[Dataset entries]
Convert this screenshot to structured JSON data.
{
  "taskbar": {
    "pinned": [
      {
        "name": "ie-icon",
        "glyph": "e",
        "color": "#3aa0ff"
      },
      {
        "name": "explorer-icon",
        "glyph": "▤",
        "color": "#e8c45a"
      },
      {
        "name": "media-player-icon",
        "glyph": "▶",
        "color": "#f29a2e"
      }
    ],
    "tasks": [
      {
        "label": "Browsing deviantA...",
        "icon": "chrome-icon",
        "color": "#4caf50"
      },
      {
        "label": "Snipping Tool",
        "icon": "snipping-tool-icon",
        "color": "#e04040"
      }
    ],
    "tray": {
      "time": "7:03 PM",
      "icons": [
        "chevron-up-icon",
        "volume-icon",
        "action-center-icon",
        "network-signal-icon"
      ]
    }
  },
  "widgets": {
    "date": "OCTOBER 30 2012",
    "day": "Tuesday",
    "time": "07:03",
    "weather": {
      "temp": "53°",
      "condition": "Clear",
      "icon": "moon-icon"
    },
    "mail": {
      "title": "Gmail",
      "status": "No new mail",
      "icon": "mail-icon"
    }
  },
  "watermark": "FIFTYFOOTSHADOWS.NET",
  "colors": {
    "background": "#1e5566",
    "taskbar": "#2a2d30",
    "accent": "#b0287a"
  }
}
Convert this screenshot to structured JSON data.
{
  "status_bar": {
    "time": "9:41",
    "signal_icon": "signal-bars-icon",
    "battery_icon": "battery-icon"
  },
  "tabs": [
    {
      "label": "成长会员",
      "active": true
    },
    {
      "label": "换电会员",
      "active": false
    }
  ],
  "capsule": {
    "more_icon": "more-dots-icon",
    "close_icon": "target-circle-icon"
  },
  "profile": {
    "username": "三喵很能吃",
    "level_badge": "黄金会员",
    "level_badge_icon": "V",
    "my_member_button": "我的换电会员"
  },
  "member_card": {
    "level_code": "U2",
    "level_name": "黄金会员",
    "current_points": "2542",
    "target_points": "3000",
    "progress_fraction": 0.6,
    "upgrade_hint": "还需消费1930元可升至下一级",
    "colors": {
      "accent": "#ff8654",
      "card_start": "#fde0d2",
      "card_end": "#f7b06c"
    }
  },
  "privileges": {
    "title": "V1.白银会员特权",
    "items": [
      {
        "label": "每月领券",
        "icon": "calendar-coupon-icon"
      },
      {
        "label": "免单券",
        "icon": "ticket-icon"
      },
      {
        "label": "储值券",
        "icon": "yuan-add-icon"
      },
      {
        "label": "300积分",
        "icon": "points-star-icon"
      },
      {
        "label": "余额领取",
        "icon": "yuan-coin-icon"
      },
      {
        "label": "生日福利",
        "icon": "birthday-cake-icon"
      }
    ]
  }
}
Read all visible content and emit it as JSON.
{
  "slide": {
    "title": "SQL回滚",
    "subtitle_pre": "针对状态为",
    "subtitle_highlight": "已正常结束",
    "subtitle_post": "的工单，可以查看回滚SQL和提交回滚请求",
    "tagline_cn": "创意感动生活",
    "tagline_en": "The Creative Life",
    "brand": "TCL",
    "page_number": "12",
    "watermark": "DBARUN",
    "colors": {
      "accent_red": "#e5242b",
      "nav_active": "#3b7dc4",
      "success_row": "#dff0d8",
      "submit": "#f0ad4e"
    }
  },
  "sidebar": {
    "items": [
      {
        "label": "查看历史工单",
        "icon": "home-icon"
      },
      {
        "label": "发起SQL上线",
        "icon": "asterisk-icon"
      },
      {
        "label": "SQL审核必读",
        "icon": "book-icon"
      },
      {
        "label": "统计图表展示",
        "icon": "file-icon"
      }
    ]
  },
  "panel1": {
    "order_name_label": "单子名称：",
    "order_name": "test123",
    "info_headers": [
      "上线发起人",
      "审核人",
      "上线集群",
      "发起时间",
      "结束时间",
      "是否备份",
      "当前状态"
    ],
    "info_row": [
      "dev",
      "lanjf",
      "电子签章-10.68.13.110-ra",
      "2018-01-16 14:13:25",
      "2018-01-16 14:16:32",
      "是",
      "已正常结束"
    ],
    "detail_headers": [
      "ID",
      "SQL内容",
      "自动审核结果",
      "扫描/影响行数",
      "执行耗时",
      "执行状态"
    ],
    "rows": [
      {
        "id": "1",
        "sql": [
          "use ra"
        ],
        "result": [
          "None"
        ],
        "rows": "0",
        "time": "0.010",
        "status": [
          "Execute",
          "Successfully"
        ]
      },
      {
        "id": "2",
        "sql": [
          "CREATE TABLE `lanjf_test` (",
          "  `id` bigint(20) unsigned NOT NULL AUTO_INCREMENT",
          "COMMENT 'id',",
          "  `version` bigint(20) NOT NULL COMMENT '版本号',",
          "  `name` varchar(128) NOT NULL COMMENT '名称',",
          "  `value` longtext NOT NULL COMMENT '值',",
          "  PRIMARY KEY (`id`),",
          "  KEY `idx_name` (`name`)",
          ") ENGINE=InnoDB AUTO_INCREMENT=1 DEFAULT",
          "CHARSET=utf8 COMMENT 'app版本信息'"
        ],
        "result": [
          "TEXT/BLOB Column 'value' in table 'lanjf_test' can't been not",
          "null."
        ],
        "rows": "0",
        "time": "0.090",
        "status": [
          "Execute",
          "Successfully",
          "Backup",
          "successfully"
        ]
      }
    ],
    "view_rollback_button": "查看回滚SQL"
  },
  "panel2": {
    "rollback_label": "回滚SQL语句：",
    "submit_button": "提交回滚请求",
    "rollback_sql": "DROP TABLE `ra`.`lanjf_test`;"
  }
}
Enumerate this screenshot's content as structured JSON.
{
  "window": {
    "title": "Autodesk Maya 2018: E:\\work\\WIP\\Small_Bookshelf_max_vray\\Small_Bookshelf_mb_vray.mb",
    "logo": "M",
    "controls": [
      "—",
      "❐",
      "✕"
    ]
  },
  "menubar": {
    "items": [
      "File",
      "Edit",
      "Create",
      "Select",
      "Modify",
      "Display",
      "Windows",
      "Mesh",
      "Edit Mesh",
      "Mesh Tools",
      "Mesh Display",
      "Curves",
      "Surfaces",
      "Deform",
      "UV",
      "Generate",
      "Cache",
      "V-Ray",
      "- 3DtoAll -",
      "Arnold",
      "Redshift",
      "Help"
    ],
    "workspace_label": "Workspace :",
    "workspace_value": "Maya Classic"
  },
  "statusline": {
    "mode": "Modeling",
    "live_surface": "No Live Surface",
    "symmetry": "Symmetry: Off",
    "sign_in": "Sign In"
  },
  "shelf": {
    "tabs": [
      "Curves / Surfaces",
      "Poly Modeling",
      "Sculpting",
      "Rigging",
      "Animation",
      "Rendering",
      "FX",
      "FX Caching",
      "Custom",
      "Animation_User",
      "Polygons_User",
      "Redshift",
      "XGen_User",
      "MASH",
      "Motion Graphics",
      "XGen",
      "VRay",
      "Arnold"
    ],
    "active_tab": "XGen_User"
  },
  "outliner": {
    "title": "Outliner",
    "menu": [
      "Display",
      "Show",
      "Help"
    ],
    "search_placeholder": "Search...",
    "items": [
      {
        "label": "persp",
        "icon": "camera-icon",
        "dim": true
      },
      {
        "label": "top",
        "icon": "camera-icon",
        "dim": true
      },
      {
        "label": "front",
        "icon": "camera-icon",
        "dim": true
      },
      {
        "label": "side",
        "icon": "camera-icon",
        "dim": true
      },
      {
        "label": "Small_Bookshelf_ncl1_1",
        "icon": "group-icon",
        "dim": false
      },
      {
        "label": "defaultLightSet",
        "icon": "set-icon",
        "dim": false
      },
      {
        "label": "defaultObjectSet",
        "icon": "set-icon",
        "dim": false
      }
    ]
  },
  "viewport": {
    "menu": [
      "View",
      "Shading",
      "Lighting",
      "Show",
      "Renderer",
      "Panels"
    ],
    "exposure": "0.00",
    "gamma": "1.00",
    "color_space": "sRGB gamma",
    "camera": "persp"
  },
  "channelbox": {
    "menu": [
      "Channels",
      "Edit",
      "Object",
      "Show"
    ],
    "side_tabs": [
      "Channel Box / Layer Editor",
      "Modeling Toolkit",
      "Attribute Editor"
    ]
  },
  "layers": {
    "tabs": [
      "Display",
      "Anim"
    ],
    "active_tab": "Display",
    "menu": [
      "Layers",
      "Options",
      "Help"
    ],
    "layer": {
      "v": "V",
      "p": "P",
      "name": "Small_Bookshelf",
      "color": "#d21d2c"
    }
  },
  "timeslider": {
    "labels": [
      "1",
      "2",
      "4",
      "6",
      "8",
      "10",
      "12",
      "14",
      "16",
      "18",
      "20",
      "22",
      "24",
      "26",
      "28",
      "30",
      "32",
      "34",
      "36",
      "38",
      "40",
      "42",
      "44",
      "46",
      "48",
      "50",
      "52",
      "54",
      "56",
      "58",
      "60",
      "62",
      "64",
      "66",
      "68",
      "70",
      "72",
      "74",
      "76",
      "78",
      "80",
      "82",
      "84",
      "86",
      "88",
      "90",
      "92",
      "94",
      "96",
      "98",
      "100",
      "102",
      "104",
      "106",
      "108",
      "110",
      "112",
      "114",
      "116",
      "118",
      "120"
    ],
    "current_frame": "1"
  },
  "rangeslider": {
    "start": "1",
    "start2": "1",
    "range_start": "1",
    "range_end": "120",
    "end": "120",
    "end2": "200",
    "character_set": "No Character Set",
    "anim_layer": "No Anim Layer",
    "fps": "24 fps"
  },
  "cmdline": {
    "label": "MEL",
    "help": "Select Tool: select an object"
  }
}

_TASK INSTRUCTIONS_
Check each line of the records above for the string "Modeling", and report every line that has it.

_EXERCISE ANSWER_
    "mode": "Modeling",
      "Poly Modeling",
      "Modeling Toolkit",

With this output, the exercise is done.